→ **Exercise prompt**
All lines in the data bearing the string "color" should be identified and copied.

(Saved data entries)

# # # # #

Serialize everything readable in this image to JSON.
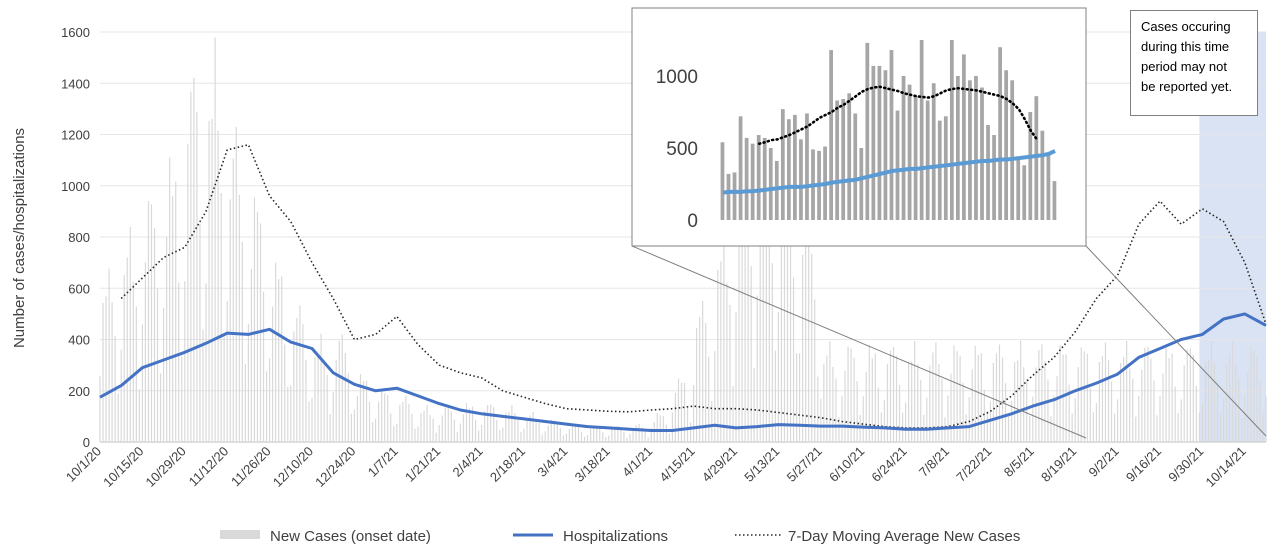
{
  "chart_data": [
    {
      "type": "bar+line",
      "title": "",
      "ylabel": "Number of cases/hospitalizations",
      "xlabel": "",
      "ylim": [
        0,
        1600
      ],
      "yticks": [
        0,
        200,
        400,
        600,
        800,
        1000,
        1200,
        1400,
        1600
      ],
      "x_tick_labels": [
        "10/1/20",
        "10/15/20",
        "10/29/20",
        "11/12/20",
        "11/26/20",
        "12/10/20",
        "12/24/20",
        "1/7/21",
        "1/21/21",
        "2/4/21",
        "2/18/21",
        "3/4/21",
        "3/18/21",
        "4/1/21",
        "4/15/21",
        "4/29/21",
        "5/13/21",
        "5/27/21",
        "6/10/21",
        "6/24/21",
        "7/8/21",
        "7/22/21",
        "8/5/21",
        "8/19/21",
        "9/2/21",
        "9/16/21",
        "9/30/21",
        "10/14/21"
      ],
      "grid": "horizontal",
      "legend_position": "bottom",
      "series": [
        {
          "name": "New Cases (onset date)",
          "kind": "bar",
          "color": "#d9d9d9",
          "weekly_typical": [
            520,
            640,
            760,
            880,
            1150,
            1200,
            950,
            760,
            560,
            420,
            320,
            330,
            210,
            160,
            140,
            110,
            110,
            120,
            120,
            110,
            90,
            70,
            55,
            50,
            48,
            55,
            90,
            200,
            430,
            650,
            850,
            950,
            900,
            700,
            300
          ]
        },
        {
          "name": "Hospitalizations",
          "kind": "line",
          "color": "#4472c4",
          "points": [
            [
              "10/1/20",
              175
            ],
            [
              "10/8/20",
              220
            ],
            [
              "10/15/20",
              290
            ],
            [
              "10/22/20",
              320
            ],
            [
              "10/29/20",
              350
            ],
            [
              "11/5/20",
              385
            ],
            [
              "11/12/20",
              425
            ],
            [
              "11/19/20",
              420
            ],
            [
              "11/26/20",
              440
            ],
            [
              "12/3/20",
              390
            ],
            [
              "12/10/20",
              365
            ],
            [
              "12/17/20",
              270
            ],
            [
              "12/24/20",
              225
            ],
            [
              "12/31/20",
              200
            ],
            [
              "1/7/21",
              210
            ],
            [
              "1/14/21",
              180
            ],
            [
              "1/21/21",
              150
            ],
            [
              "1/28/21",
              125
            ],
            [
              "2/4/21",
              110
            ],
            [
              "2/11/21",
              100
            ],
            [
              "2/18/21",
              90
            ],
            [
              "2/25/21",
              80
            ],
            [
              "3/4/21",
              70
            ],
            [
              "3/11/21",
              60
            ],
            [
              "3/18/21",
              55
            ],
            [
              "3/25/21",
              50
            ],
            [
              "4/1/21",
              45
            ],
            [
              "4/8/21",
              45
            ],
            [
              "4/15/21",
              55
            ],
            [
              "4/22/21",
              65
            ],
            [
              "4/29/21",
              55
            ],
            [
              "5/6/21",
              60
            ],
            [
              "5/13/21",
              68
            ],
            [
              "5/20/21",
              65
            ],
            [
              "5/27/21",
              62
            ],
            [
              "6/3/21",
              62
            ],
            [
              "6/10/21",
              58
            ],
            [
              "6/17/21",
              55
            ],
            [
              "6/24/21",
              50
            ],
            [
              "7/1/21",
              50
            ],
            [
              "7/8/21",
              55
            ],
            [
              "7/15/21",
              60
            ],
            [
              "7/22/21",
              85
            ],
            [
              "7/29/21",
              110
            ],
            [
              "8/5/21",
              140
            ],
            [
              "8/12/21",
              165
            ],
            [
              "8/19/21",
              200
            ],
            [
              "8/26/21",
              230
            ],
            [
              "9/2/21",
              265
            ],
            [
              "9/9/21",
              330
            ],
            [
              "9/16/21",
              365
            ],
            [
              "9/23/21",
              400
            ],
            [
              "9/30/21",
              420
            ],
            [
              "10/7/21",
              480
            ],
            [
              "10/14/21",
              500
            ],
            [
              "10/21/21",
              455
            ]
          ]
        },
        {
          "name": "7-Day Moving Average New Cases",
          "kind": "line",
          "style": "dotted",
          "color": "#262626",
          "points": [
            [
              "10/8/20",
              560
            ],
            [
              "10/15/20",
              640
            ],
            [
              "10/22/20",
              720
            ],
            [
              "10/29/20",
              760
            ],
            [
              "11/5/20",
              900
            ],
            [
              "11/12/20",
              1140
            ],
            [
              "11/19/20",
              1160
            ],
            [
              "11/26/20",
              960
            ],
            [
              "12/3/20",
              860
            ],
            [
              "12/10/20",
              700
            ],
            [
              "12/17/20",
              560
            ],
            [
              "12/24/20",
              400
            ],
            [
              "12/31/20",
              420
            ],
            [
              "1/7/21",
              490
            ],
            [
              "1/14/21",
              380
            ],
            [
              "1/21/21",
              300
            ],
            [
              "1/28/21",
              270
            ],
            [
              "2/4/21",
              250
            ],
            [
              "2/11/21",
              200
            ],
            [
              "2/18/21",
              175
            ],
            [
              "2/25/21",
              150
            ],
            [
              "3/4/21",
              130
            ],
            [
              "3/11/21",
              125
            ],
            [
              "3/18/21",
              120
            ],
            [
              "3/25/21",
              118
            ],
            [
              "4/1/21",
              125
            ],
            [
              "4/8/21",
              130
            ],
            [
              "4/15/21",
              140
            ],
            [
              "4/22/21",
              130
            ],
            [
              "4/29/21",
              130
            ],
            [
              "5/6/21",
              125
            ],
            [
              "5/13/21",
              115
            ],
            [
              "5/20/21",
              105
            ],
            [
              "5/27/21",
              95
            ],
            [
              "6/3/21",
              80
            ],
            [
              "6/10/21",
              70
            ],
            [
              "6/17/21",
              60
            ],
            [
              "6/24/21",
              55
            ],
            [
              "7/1/21",
              55
            ],
            [
              "7/8/21",
              60
            ],
            [
              "7/15/21",
              80
            ],
            [
              "7/22/21",
              120
            ],
            [
              "7/29/21",
              180
            ],
            [
              "8/5/21",
              260
            ],
            [
              "8/12/21",
              330
            ],
            [
              "8/19/21",
              430
            ],
            [
              "8/26/21",
              560
            ],
            [
              "9/2/21",
              650
            ],
            [
              "9/9/21",
              850
            ],
            [
              "9/16/21",
              940
            ],
            [
              "9/23/21",
              850
            ],
            [
              "9/30/21",
              910
            ],
            [
              "10/7/21",
              860
            ],
            [
              "10/14/21",
              700
            ],
            [
              "10/21/21",
              460
            ]
          ]
        }
      ],
      "shaded_region": {
        "from": "9/29/21",
        "to": "10/21/21",
        "color": "#dae3f3"
      }
    },
    {
      "type": "bar+line",
      "title": "",
      "inset_of": "7/15/21 to 8/14/21",
      "ylim": [
        0,
        1250
      ],
      "yticks": [
        0,
        500,
        1000
      ],
      "series": [
        {
          "name": "New Cases (onset date)",
          "kind": "bar",
          "color": "#a6a6a6",
          "values": [
            540,
            320,
            330,
            720,
            570,
            530,
            590,
            570,
            500,
            410,
            770,
            700,
            730,
            560,
            740,
            490,
            480,
            510,
            1180,
            830,
            840,
            880,
            740,
            500,
            1230,
            1070,
            1070,
            1040,
            1180,
            760,
            1000,
            940,
            860,
            1250,
            830,
            950,
            690,
            720,
            1250,
            1000,
            1150,
            970,
            1000,
            920,
            660,
            590,
            1200,
            1040,
            970,
            420,
            380,
            750,
            860,
            620,
            460,
            270
          ]
        },
        {
          "name": "Hospitalizations",
          "kind": "line",
          "color": "#5b9bd5",
          "values": [
            190,
            195,
            195,
            195,
            200,
            200,
            205,
            210,
            215,
            220,
            225,
            230,
            230,
            230,
            235,
            240,
            245,
            250,
            260,
            265,
            270,
            275,
            280,
            290,
            300,
            310,
            320,
            330,
            340,
            345,
            350,
            355,
            355,
            360,
            365,
            370,
            375,
            380,
            385,
            390,
            395,
            400,
            405,
            410,
            410,
            415,
            420,
            420,
            425,
            430,
            435,
            440,
            445,
            450,
            460,
            480
          ]
        },
        {
          "name": "7-Day Moving Average New Cases",
          "kind": "line",
          "style": "dotted",
          "color": "#000000",
          "values": [
            null,
            null,
            null,
            null,
            null,
            null,
            530,
            540,
            555,
            560,
            575,
            590,
            610,
            630,
            650,
            680,
            710,
            730,
            750,
            780,
            800,
            830,
            860,
            890,
            910,
            920,
            925,
            915,
            905,
            895,
            880,
            870,
            860,
            855,
            850,
            860,
            880,
            900,
            910,
            915,
            910,
            905,
            900,
            890,
            880,
            870,
            860,
            840,
            810,
            770,
            700,
            620,
            560,
            null,
            null,
            null
          ]
        }
      ]
    }
  ],
  "note": {
    "lines": [
      "Cases occuring",
      "during this time",
      "period may not",
      "be reported yet."
    ]
  },
  "legend": {
    "items": [
      {
        "label": "New Cases (onset date)"
      },
      {
        "label": "Hospitalizations"
      },
      {
        "label": "7-Day Moving Average New Cases"
      }
    ]
  }
}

# # # # #

→ **Finished exercise**
          "color": "#d9d9d9",
          "color": "#4472c4",
          "color": "#262626",
        "color": "#dae3f3"
          "color": "#a6a6a6",
          "color": "#5b9bd5",
          "color": "#000000",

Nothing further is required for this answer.